**RECORDS TO PROCESS**

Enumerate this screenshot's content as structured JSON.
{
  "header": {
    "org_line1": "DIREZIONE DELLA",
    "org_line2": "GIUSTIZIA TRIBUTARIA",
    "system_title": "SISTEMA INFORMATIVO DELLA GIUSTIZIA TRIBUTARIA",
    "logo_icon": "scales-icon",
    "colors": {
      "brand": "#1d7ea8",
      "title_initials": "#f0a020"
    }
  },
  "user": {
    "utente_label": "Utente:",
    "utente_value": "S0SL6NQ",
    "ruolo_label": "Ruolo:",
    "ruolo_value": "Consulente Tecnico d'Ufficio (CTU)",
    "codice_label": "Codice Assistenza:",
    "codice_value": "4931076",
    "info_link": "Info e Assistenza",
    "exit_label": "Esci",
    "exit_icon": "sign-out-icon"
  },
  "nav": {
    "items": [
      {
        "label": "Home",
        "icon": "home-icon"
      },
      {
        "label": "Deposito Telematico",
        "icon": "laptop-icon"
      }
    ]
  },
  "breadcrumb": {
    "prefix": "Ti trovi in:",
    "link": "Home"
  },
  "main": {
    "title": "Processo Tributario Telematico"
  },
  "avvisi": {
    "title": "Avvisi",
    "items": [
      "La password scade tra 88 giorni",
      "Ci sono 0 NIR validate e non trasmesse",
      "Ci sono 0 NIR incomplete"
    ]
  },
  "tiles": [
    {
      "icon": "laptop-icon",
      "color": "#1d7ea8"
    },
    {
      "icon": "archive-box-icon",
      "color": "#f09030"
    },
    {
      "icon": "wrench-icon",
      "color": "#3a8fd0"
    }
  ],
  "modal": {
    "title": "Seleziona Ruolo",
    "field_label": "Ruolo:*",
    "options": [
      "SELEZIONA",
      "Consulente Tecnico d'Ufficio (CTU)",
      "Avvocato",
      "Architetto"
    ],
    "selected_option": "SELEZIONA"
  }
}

**WHAT YOU HAVE TO DO**
Copy every line of the records word for word.

**WRITTEN SOLUTION**
Enumerate this screenshot's content as structured JSON.
{
  "header": {
    "org_line1": "DIREZIONE DELLA",
    "org_line2": "GIUSTIZIA TRIBUTARIA",
    "system_title": "SISTEMA INFORMATIVO DELLA GIUSTIZIA TRIBUTARIA",
    "logo_icon": "scales-icon",
    "colors": {
      "brand": "#1d7ea8",
      "title_initials": "#f0a020"
    }
  },
  "user": {
    "utente_label": "Utente:",
    "utente_value": "S0SL6NQ",
    "ruolo_label": "Ruolo:",
    "ruolo_value": "Consulente Tecnico d'Ufficio (CTU)",
    "codice_label": "Codice Assistenza:",
    "codice_value": "4931076",
    "info_link": "Info e Assistenza",
    "exit_label": "Esci",
    "exit_icon": "sign-out-icon"
  },
  "nav": {
    "items": [
      {
        "label": "Home",
        "icon": "home-icon"
      },
      {
        "label": "Deposito Telematico",
        "icon": "laptop-icon"
      }
    ]
  },
  "breadcrumb": {
    "prefix": "Ti trovi in:",
    "link": "Home"
  },
  "main": {
    "title": "Processo Tributario Telematico"
  },
  "avvisi": {
    "title": "Avvisi",
    "items": [
      "La password scade tra 88 giorni",
      "Ci sono 0 NIR validate e non trasmesse",
      "Ci sono 0 NIR incomplete"
    ]
  },
  "tiles": [
    {
      "icon": "laptop-icon",
      "color": "#1d7ea8"
    },
    {
      "icon": "archive-box-icon",
      "color": "#f09030"
    },
    {
      "icon": "wrench-icon",
      "color": "#3a8fd0"
    }
  ],
  "modal": {
    "title": "Seleziona Ruolo",
    "field_label": "Ruolo:*",
    "options": [
      "SELEZIONA",
      "Consulente Tecnico d'Ufficio (CTU)",
      "Avvocato",
      "Architetto"
    ],
    "selected_option": "SELEZIONA"
  }
}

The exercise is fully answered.